━━━ Records to process

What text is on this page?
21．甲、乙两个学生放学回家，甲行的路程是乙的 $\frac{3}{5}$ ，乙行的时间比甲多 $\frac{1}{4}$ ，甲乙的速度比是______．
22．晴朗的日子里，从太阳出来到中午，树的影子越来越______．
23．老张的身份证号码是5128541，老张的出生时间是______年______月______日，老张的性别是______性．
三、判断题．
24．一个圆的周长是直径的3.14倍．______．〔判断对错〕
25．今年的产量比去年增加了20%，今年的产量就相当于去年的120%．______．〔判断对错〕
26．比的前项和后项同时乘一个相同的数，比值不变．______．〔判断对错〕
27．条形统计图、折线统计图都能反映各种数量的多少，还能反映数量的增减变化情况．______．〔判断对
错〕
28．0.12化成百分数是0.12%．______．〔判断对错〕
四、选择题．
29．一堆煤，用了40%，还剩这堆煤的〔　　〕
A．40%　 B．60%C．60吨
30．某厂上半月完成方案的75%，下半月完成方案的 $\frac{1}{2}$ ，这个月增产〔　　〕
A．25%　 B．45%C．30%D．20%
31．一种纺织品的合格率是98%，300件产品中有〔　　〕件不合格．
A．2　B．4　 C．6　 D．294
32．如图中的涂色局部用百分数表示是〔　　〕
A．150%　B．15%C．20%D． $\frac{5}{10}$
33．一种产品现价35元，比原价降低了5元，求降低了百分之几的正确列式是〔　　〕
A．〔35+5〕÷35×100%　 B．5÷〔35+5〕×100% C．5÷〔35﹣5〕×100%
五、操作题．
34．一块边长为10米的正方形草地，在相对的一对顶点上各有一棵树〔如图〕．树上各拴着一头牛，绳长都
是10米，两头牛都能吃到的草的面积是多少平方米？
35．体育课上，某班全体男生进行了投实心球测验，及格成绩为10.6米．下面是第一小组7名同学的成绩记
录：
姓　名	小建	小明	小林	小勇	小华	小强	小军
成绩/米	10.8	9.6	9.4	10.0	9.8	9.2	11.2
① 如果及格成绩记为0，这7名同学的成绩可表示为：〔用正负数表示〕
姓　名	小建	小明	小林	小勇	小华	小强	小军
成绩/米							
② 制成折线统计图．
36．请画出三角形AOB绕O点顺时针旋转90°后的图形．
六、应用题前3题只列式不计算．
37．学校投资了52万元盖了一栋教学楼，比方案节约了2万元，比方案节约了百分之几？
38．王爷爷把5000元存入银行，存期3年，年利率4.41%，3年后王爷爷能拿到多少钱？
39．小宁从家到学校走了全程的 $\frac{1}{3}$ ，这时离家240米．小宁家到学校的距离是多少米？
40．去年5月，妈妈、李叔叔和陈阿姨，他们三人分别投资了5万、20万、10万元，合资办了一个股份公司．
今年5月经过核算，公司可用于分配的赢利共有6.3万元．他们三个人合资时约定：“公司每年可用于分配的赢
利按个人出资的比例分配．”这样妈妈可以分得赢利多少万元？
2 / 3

━━━━━━

» **Problem to work on**
Look for lines containing the string "判断对错" and copy them all.

» **Response to this exercise**
24．一个圆的周长是直径的3.14倍．______．〔判断对错〕
25．今年的产量比去年增加了20%，今年的产量就相当于去年的120%．______．〔判断对错〕
26．比的前项和后项同时乘一个相同的数，比值不变．______．〔判断对错〕
28．0.12化成百分数是0.12%．______．〔判断对错〕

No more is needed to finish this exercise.